* **RECORDS FOR THIS EXERCISE**
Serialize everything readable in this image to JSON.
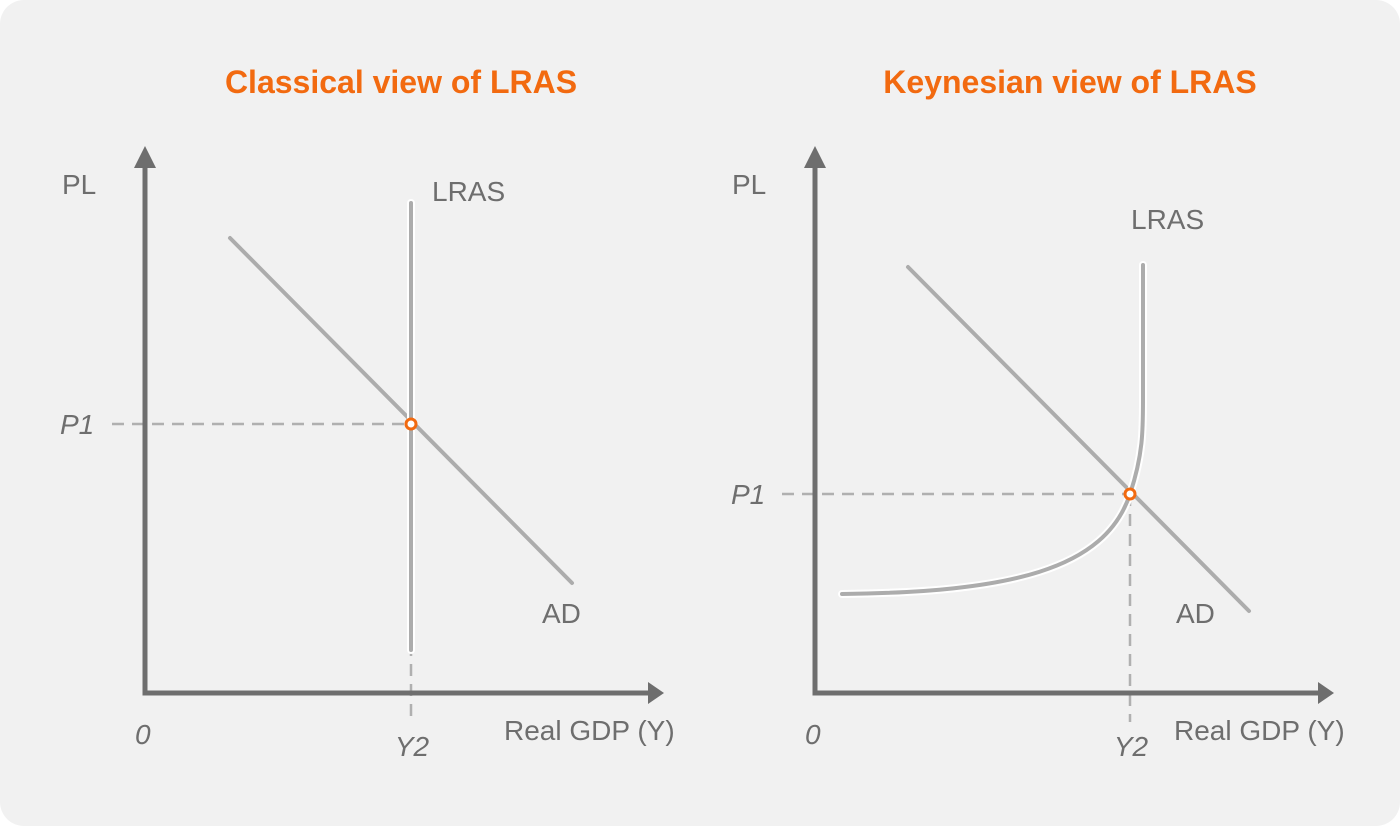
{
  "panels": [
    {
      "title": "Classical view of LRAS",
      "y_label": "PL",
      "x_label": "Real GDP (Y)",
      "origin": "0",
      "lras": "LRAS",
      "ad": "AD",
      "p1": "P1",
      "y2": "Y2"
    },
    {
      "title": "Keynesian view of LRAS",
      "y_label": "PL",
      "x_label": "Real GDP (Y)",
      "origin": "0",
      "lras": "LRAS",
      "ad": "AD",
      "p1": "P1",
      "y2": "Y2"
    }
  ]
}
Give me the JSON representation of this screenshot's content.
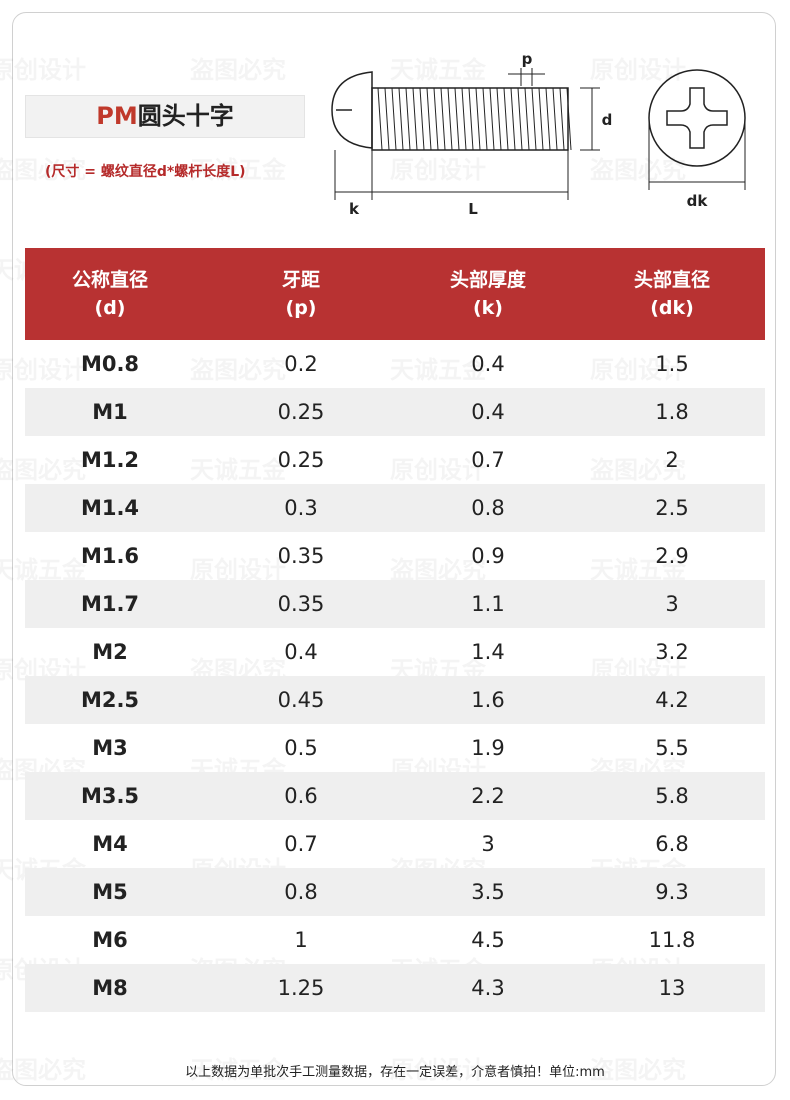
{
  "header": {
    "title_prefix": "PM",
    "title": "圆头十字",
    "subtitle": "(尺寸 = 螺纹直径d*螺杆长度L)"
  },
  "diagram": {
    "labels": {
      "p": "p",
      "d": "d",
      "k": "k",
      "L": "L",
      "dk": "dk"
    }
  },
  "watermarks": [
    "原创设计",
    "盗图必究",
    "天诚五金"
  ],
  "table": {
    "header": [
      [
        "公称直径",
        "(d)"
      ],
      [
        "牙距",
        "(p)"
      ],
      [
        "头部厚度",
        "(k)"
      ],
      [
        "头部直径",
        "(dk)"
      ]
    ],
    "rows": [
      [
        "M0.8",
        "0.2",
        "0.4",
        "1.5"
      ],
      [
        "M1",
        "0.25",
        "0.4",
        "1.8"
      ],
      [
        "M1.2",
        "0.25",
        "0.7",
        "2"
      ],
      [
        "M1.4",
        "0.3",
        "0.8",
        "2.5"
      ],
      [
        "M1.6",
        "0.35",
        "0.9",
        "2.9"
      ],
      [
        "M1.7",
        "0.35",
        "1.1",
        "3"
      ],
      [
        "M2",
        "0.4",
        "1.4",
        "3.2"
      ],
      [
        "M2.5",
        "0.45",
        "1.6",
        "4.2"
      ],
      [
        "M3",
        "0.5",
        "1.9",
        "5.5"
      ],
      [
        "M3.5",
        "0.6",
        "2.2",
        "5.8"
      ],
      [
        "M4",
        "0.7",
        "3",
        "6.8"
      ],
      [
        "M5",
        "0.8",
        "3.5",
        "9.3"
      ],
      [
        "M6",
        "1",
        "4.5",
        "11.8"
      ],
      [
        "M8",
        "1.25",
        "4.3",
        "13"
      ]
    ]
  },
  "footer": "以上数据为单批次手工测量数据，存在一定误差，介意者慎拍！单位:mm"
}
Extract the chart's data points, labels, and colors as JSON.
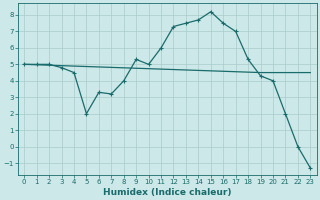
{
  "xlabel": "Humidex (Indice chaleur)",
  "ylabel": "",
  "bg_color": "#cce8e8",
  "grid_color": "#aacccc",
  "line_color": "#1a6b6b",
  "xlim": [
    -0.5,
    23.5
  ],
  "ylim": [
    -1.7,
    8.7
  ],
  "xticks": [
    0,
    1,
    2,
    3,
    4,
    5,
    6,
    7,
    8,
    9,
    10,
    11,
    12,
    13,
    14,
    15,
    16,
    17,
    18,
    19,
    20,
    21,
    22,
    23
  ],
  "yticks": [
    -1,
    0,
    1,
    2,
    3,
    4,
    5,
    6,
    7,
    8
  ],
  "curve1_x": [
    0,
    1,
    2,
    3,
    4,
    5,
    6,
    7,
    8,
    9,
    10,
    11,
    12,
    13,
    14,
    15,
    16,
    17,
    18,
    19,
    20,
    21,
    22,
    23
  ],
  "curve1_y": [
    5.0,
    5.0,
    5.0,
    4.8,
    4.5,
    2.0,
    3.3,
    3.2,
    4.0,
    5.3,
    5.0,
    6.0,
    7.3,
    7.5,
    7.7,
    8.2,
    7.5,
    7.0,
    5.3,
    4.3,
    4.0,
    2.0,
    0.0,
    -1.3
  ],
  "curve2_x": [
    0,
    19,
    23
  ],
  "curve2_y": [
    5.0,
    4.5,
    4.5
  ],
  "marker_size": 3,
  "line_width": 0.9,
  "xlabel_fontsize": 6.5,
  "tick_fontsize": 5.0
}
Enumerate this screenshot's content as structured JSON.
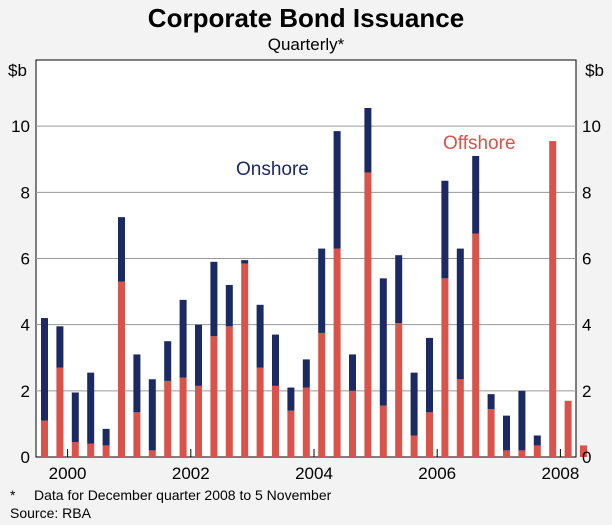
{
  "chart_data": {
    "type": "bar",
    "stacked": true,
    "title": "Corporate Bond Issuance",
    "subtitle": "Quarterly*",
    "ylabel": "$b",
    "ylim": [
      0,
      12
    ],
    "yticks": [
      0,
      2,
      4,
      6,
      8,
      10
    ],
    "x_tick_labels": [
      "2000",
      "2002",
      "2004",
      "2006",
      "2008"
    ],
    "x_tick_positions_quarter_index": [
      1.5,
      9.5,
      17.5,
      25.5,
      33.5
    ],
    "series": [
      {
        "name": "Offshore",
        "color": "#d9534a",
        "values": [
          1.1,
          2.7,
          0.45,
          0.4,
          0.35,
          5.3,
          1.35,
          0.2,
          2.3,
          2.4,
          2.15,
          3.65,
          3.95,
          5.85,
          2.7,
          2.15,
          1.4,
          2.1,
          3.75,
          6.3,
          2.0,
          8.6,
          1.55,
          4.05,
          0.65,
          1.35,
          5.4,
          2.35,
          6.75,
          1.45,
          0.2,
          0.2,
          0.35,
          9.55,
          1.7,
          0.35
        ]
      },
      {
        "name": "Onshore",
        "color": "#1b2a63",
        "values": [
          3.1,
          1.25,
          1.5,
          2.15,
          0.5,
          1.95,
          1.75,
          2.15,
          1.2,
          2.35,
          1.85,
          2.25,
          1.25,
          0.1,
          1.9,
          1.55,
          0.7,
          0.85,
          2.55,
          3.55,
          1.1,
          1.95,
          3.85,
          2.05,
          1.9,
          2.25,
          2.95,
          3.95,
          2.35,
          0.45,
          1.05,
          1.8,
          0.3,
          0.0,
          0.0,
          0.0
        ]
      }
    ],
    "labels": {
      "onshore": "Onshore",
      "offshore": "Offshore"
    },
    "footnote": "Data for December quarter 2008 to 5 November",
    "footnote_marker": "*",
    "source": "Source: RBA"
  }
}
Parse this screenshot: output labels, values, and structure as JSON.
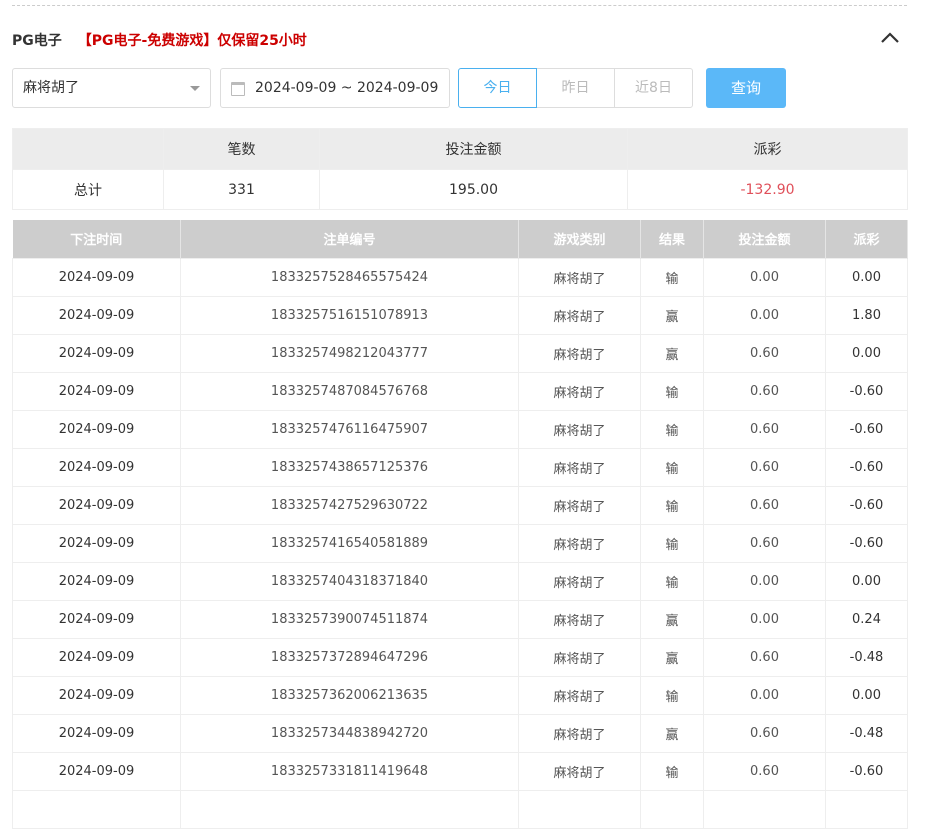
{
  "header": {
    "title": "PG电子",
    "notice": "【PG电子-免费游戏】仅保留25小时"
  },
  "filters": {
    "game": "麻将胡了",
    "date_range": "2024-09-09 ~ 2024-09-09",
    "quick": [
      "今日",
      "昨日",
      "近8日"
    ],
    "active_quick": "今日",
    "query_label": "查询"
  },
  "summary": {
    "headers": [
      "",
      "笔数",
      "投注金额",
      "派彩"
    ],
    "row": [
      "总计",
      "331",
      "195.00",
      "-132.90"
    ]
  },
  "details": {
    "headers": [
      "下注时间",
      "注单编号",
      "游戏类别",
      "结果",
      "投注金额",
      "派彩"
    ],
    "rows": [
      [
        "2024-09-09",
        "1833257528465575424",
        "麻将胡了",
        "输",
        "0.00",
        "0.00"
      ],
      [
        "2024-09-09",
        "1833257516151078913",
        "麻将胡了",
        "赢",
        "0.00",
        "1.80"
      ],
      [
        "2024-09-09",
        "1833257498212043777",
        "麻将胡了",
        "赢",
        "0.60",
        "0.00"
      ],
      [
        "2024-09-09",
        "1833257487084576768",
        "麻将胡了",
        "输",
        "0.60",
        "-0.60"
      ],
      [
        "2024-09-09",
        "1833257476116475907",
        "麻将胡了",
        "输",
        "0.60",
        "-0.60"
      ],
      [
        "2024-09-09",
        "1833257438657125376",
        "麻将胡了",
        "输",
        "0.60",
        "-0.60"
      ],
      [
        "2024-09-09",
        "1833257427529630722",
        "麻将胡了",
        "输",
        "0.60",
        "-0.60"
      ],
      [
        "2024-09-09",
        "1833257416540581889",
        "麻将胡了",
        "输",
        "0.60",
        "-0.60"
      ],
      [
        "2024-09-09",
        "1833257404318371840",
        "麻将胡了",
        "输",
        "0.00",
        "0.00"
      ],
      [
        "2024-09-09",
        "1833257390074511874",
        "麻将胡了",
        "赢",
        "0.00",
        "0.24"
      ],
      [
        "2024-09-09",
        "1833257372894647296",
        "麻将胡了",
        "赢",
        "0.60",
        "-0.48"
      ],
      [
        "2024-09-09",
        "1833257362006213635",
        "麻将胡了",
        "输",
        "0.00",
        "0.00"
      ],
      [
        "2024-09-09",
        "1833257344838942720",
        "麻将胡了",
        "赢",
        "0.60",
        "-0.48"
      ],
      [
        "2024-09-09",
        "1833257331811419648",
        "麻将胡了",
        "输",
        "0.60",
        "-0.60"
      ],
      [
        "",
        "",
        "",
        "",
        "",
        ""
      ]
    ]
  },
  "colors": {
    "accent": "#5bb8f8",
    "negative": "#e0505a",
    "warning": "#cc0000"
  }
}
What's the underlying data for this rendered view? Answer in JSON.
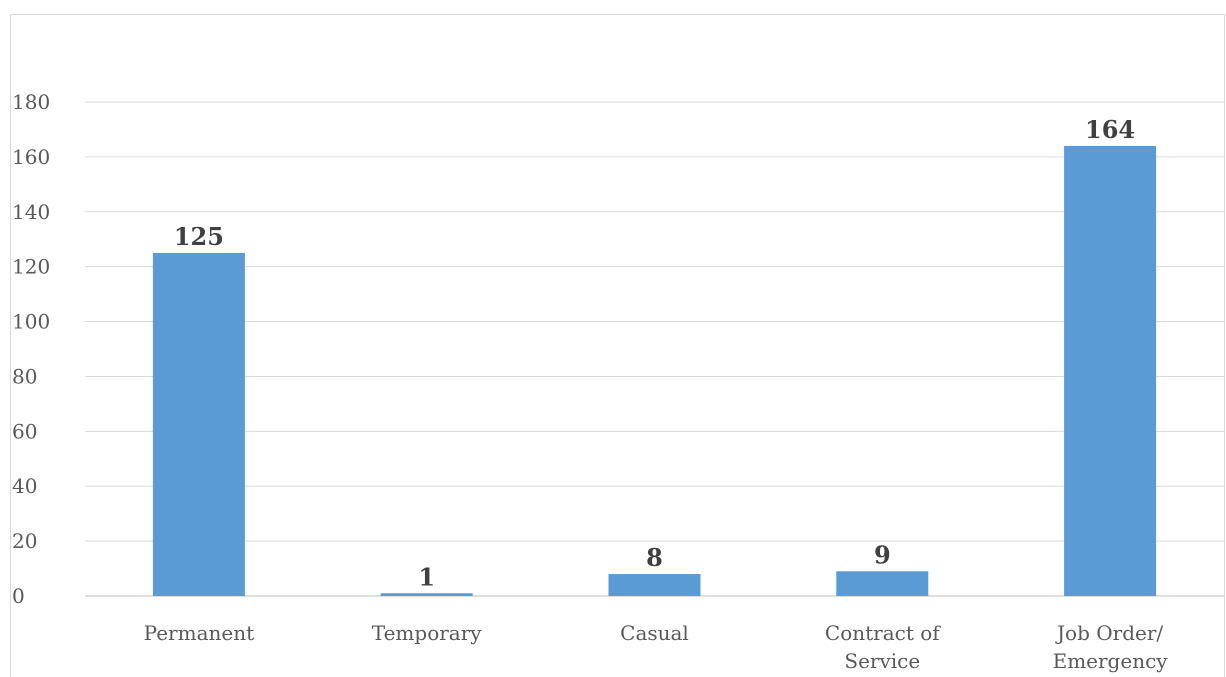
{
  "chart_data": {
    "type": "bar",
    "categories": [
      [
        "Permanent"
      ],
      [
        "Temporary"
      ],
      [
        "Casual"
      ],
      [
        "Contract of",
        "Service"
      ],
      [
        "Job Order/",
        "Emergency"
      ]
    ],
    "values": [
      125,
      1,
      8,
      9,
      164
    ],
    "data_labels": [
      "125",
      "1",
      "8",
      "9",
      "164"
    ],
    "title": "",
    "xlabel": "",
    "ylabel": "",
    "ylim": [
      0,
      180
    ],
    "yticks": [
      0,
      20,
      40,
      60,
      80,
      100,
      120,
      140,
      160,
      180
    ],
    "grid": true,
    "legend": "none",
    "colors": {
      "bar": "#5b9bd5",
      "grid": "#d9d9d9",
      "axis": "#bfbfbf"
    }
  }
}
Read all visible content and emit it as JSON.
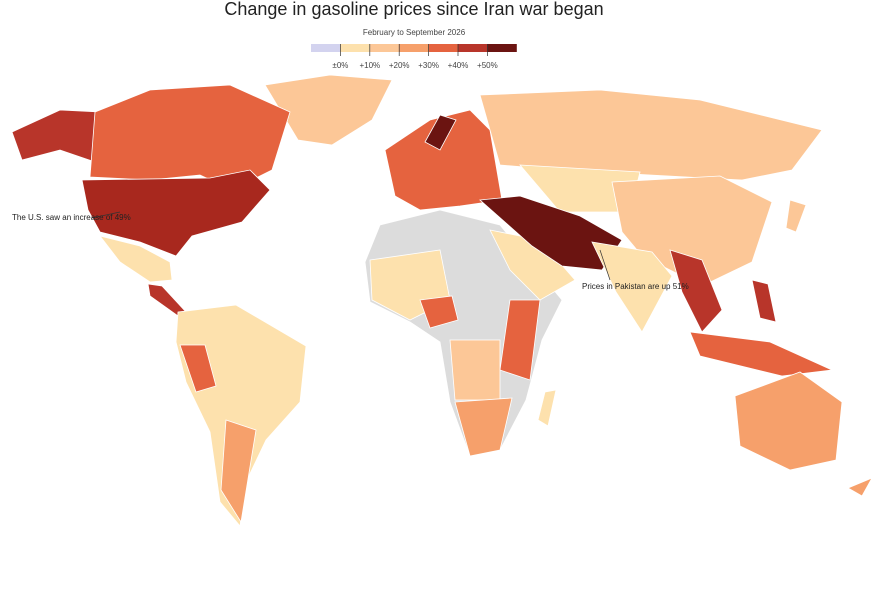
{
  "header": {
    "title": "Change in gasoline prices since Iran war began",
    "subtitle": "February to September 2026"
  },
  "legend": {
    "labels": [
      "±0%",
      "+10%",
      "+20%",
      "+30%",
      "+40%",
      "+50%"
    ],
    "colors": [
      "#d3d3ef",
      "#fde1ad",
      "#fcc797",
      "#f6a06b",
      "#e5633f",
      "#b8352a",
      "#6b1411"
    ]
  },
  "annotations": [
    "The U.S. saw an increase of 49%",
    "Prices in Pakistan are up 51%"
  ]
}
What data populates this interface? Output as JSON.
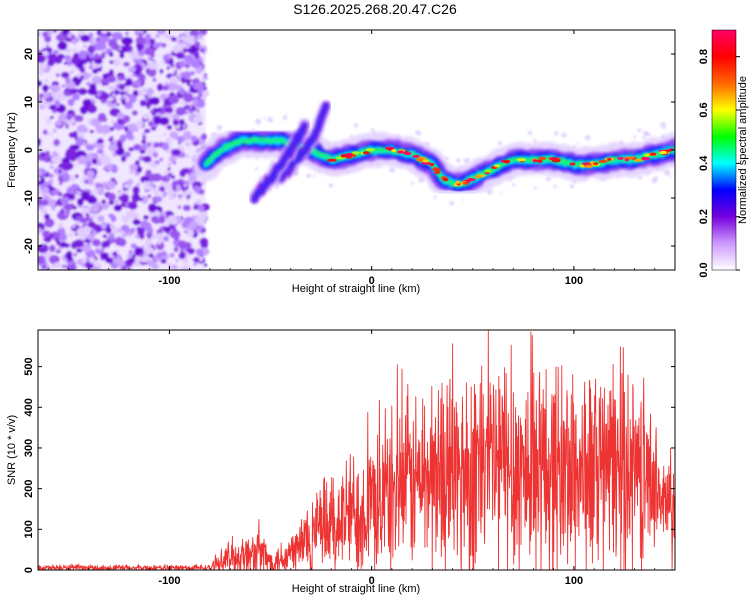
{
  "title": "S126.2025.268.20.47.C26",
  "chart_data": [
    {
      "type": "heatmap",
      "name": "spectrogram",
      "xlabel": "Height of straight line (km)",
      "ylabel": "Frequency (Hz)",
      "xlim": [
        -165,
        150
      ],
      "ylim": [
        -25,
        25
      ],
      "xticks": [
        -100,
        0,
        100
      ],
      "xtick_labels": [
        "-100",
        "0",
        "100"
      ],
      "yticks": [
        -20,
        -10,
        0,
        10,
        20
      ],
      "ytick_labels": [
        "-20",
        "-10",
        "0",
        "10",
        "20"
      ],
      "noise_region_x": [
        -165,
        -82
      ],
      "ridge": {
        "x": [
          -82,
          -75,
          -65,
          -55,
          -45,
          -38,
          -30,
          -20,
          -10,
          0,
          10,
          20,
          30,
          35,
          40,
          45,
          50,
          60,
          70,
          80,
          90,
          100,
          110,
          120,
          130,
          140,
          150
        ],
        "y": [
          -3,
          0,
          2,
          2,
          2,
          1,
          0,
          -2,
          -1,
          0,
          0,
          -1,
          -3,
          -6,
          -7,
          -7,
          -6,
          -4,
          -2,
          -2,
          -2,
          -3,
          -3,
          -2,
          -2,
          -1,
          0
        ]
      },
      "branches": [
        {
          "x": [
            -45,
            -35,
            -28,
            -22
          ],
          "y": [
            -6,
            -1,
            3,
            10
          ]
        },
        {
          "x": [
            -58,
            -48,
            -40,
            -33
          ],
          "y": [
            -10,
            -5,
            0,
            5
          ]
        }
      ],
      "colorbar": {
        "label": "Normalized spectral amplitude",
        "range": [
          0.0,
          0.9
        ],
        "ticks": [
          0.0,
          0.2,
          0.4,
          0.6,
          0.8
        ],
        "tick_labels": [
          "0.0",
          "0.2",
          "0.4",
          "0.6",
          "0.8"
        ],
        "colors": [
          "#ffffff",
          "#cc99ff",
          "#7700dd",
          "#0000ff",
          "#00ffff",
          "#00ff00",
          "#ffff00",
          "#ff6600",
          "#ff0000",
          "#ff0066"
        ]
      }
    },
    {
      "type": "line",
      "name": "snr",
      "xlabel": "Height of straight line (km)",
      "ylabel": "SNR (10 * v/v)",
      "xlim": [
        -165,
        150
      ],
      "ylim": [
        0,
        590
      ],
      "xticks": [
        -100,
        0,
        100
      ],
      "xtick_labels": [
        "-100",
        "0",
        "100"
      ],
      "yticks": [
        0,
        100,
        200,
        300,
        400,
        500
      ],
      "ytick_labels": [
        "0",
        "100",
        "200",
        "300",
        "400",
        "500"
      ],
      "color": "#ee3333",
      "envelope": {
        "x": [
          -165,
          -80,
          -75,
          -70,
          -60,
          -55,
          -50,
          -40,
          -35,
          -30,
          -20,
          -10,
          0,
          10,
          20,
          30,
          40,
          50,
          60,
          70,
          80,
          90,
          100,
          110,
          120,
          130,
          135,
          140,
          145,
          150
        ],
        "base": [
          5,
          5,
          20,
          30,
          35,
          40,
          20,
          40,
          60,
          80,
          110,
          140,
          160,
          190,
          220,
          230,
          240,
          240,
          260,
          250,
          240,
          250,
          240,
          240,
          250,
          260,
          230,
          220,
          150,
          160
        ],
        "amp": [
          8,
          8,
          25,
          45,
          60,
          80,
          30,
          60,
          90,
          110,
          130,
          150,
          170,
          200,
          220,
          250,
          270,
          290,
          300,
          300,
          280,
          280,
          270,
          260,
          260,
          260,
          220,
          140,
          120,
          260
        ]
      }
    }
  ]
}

* **EXERCISE INSTRUCTIONS**
Gather from the data above every line with the string "view".

* **ANSWER TO THIS EXERCISE**
      "title": "Classical view of LRAS",
      "title": "Keynesian view of LRAS",
What's the underlying data for this rendered view? Answer in JSON.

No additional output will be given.